◆ **Written problem**
Exclude the pictures and reproduce the remaining data exactly as written.

◆ **Records provided**
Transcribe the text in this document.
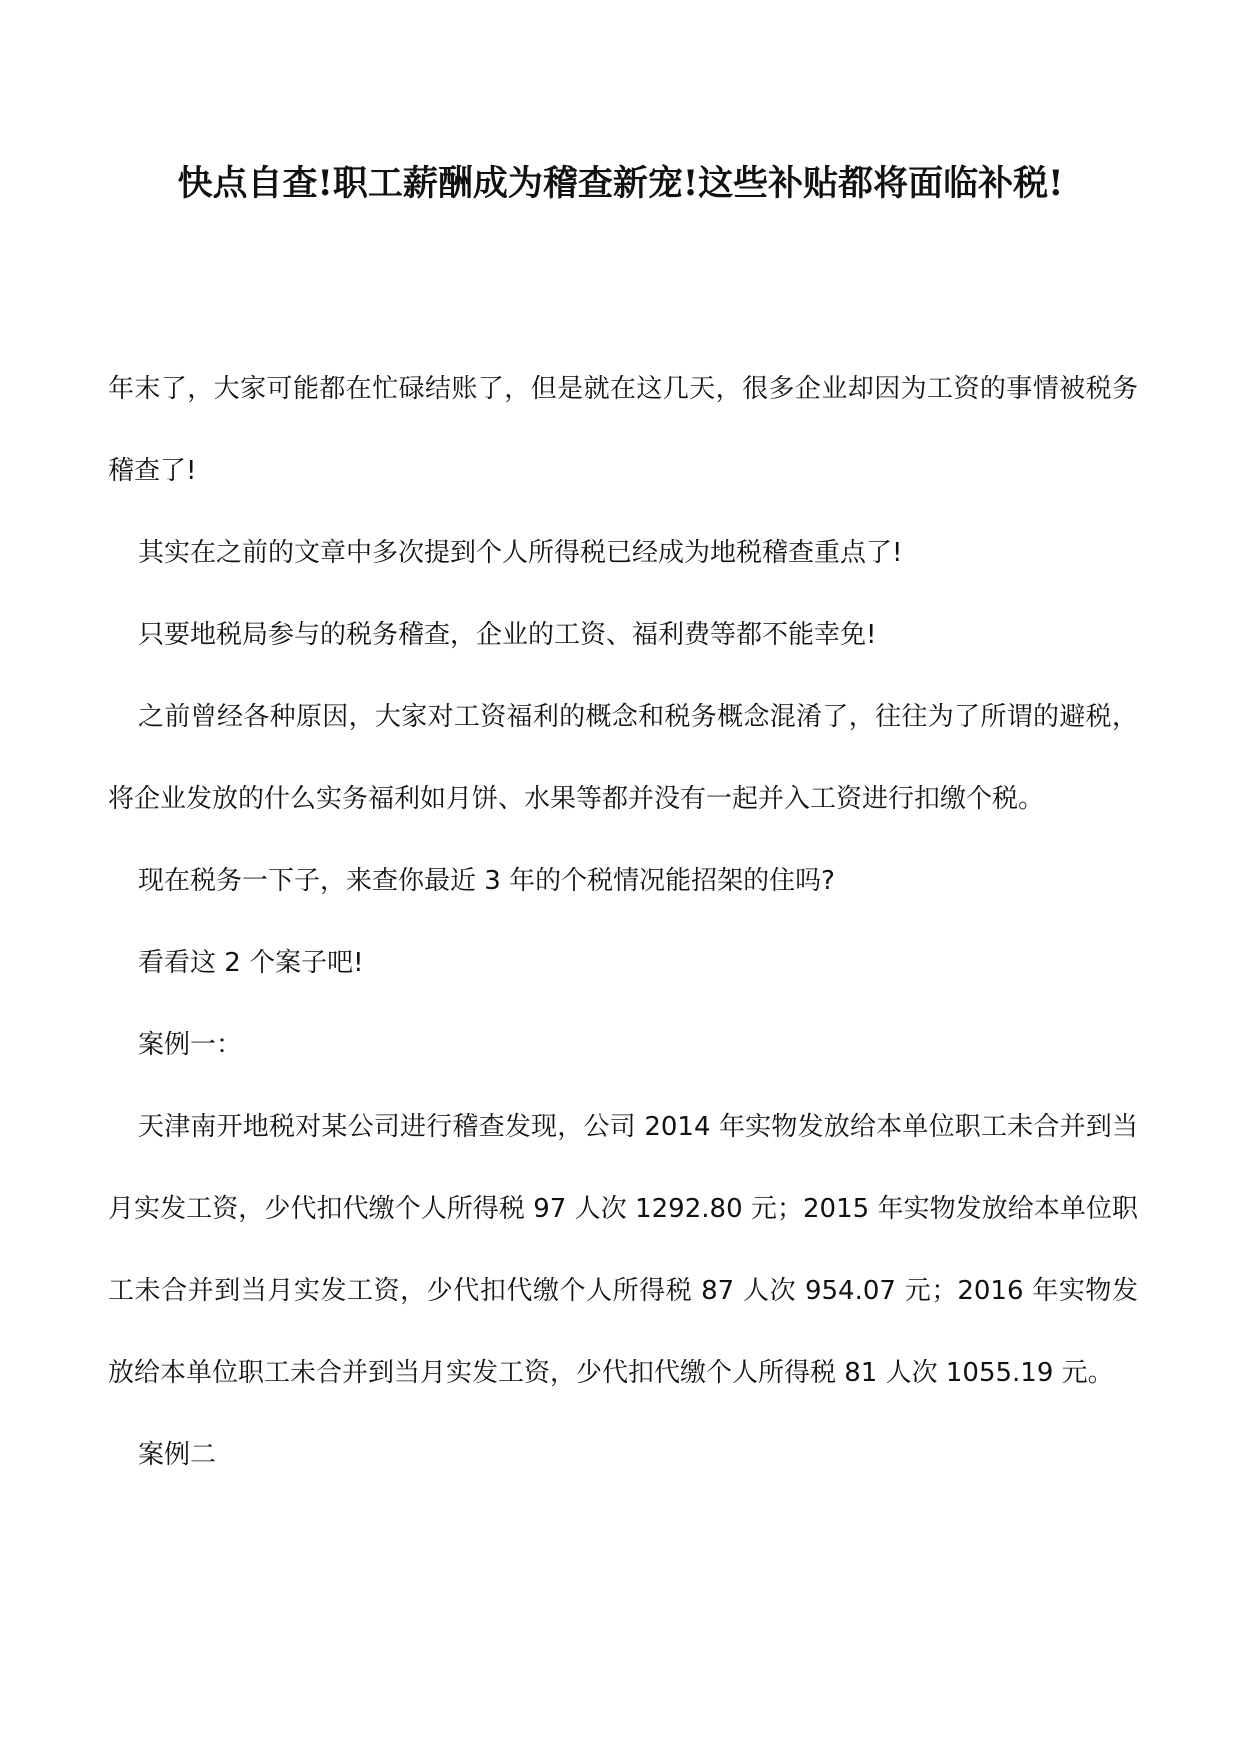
快点自查!职工薪酬成为稽查新宠!这些补贴都将面临补税!

年末了，大家可能都在忙碌结账了，但是就在这几天，很多企业却因为工资的事情被税务稽查了!

其实在之前的文章中多次提到个人所得税已经成为地税稽查重点了!

只要地税局参与的税务稽查，企业的工资、福利费等都不能幸免!

之前曾经各种原因，大家对工资福利的概念和税务概念混淆了，往往为了所谓的避税，将企业发放的什么实务福利如月饼、水果等都并没有一起并入工资进行扣缴个税。

现在税务一下子，来查你最近 3 年的个税情况能招架的住吗?

看看这 2 个案子吧!

案例一：

天津南开地税对某公司进行稽查发现，公司 2014 年实物发放给本单位职工未合并到当月实发工资，少代扣代缴个人所得税 97 人次 1292.80 元；2015 年实物发放给本单位职工未合并到当月实发工资，少代扣代缴个人所得税 87 人次 954.07 元；2016 年实物发放给本单位职工未合并到当月实发工资，少代扣代缴个人所得税 81 人次 1055.19 元。

案例二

◆ **Finished task**
Transcribe the text in this document.
快点自查!职工薪酬成为稽查新宠!这些补贴都将面临补税!

年末了，大家可能都在忙碌结账了，但是就在这几天，很多企业却因为工资的事情被税务稽查了!

其实在之前的文章中多次提到个人所得税已经成为地税稽查重点了!

只要地税局参与的税务稽查，企业的工资、福利费等都不能幸免!

之前曾经各种原因，大家对工资福利的概念和税务概念混淆了，往往为了所谓的避税，将企业发放的什么实务福利如月饼、水果等都并没有一起并入工资进行扣缴个税。

现在税务一下子，来查你最近 3 年的个税情况能招架的住吗?

看看这 2 个案子吧!

案例一：

天津南开地税对某公司进行稽查发现，公司 2014 年实物发放给本单位职工未合并到当月实发工资，少代扣代缴个人所得税 97 人次 1292.80 元；2015 年实物发放给本单位职工未合并到当月实发工资，少代扣代缴个人所得税 87 人次 954.07 元；2016 年实物发放给本单位职工未合并到当月实发工资，少代扣代缴个人所得税 81 人次 1055.19 元。

案例二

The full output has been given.